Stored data

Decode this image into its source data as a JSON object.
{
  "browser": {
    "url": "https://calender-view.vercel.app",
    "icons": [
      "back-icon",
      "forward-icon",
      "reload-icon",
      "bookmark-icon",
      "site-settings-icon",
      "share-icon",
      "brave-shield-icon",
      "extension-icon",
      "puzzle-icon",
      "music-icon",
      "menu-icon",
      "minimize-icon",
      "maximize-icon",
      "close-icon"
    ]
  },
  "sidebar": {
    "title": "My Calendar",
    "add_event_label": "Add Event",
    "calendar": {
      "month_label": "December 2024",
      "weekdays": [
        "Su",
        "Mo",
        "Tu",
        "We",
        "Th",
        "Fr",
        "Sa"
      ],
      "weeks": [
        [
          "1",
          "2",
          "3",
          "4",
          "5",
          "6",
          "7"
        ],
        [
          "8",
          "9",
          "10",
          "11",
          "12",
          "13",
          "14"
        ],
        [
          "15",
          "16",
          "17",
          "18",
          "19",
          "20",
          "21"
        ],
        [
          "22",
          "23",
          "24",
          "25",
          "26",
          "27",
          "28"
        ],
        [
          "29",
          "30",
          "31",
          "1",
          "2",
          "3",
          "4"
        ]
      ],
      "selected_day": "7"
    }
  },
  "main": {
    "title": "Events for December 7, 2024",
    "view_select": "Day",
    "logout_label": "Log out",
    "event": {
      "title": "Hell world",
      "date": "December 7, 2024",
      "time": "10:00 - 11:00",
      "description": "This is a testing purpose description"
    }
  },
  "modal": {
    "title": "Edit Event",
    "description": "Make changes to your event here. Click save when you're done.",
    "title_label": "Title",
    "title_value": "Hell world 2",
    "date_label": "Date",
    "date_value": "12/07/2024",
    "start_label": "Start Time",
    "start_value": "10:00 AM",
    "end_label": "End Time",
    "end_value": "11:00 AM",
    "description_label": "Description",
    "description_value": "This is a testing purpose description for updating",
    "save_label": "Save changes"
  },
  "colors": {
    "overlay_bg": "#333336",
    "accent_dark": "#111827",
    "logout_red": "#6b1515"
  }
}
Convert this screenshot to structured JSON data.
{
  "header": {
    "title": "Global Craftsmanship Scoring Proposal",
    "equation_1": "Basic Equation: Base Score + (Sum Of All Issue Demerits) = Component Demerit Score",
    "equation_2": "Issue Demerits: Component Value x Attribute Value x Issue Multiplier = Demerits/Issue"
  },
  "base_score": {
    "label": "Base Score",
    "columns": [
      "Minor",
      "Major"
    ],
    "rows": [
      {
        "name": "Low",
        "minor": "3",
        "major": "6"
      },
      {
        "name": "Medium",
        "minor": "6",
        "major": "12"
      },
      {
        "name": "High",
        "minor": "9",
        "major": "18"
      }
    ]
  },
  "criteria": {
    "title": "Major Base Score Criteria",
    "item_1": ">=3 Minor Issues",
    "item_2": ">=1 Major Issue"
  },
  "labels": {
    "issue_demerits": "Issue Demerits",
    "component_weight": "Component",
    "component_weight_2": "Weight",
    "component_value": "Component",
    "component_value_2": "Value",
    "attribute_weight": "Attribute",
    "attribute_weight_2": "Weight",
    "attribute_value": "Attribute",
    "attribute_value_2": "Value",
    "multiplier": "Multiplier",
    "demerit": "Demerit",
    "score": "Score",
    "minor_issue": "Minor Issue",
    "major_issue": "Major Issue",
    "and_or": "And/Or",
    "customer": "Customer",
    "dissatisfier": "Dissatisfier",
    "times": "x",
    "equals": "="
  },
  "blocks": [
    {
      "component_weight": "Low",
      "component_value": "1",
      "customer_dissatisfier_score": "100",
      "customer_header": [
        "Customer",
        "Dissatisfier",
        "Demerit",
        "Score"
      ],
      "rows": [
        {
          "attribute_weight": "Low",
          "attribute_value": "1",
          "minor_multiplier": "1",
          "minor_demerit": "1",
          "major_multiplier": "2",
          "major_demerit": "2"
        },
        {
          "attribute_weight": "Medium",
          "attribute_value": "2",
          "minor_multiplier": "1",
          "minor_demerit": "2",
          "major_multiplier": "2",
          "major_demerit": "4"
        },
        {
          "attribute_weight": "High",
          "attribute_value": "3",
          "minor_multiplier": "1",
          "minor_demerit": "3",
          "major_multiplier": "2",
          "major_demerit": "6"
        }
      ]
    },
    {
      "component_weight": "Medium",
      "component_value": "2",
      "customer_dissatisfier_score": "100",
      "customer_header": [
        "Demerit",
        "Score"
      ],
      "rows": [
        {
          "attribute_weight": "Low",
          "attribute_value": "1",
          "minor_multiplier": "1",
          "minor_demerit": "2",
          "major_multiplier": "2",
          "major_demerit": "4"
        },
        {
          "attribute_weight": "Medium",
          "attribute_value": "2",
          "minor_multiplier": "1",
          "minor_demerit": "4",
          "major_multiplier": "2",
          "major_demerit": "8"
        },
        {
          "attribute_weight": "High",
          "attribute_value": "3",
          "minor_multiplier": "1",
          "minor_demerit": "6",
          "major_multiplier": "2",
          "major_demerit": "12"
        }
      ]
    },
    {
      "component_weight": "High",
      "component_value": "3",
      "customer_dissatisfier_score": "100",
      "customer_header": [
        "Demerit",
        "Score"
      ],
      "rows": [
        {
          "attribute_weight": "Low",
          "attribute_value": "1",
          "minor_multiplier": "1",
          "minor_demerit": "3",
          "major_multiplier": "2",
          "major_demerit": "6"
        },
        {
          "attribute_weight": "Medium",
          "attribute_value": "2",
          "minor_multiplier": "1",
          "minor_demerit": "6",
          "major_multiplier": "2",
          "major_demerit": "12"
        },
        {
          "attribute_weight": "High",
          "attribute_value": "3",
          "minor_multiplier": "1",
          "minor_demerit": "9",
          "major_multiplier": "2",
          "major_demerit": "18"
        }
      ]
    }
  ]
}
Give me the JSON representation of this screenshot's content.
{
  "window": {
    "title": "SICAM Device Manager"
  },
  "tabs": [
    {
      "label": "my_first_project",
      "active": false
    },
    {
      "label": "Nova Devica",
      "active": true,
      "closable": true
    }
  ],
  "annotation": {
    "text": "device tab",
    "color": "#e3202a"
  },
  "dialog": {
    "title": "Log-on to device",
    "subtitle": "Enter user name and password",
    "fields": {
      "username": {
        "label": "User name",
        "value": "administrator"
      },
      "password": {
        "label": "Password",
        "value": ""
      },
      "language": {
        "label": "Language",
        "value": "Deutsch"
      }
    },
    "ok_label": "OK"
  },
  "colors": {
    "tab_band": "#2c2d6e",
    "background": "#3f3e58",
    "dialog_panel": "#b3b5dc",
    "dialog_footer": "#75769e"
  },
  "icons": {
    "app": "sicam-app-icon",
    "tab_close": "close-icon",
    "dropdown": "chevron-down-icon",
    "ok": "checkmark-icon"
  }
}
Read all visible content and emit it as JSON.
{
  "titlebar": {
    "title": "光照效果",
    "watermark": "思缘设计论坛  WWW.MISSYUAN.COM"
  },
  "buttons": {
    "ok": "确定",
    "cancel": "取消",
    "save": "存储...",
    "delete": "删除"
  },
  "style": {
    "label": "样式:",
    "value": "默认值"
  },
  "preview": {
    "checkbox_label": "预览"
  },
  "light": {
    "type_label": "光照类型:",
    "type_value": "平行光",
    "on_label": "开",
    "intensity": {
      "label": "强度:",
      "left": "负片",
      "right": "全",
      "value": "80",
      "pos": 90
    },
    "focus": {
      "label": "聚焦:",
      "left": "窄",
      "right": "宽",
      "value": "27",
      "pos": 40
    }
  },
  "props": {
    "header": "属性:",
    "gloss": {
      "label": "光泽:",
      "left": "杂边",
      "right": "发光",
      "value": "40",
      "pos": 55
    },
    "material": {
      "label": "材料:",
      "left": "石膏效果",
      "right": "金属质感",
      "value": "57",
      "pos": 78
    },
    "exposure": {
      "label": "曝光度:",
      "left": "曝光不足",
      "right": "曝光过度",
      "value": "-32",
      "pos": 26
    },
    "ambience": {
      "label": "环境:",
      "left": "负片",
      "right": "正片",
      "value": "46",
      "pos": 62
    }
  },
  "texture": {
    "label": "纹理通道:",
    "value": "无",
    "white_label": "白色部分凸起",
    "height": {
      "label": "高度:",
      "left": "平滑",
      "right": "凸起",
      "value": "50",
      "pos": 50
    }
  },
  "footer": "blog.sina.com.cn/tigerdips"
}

_Task description_
Ascertain the number of lines in the entries that include the word "right", and report only that number.

_Answer to the problem_
7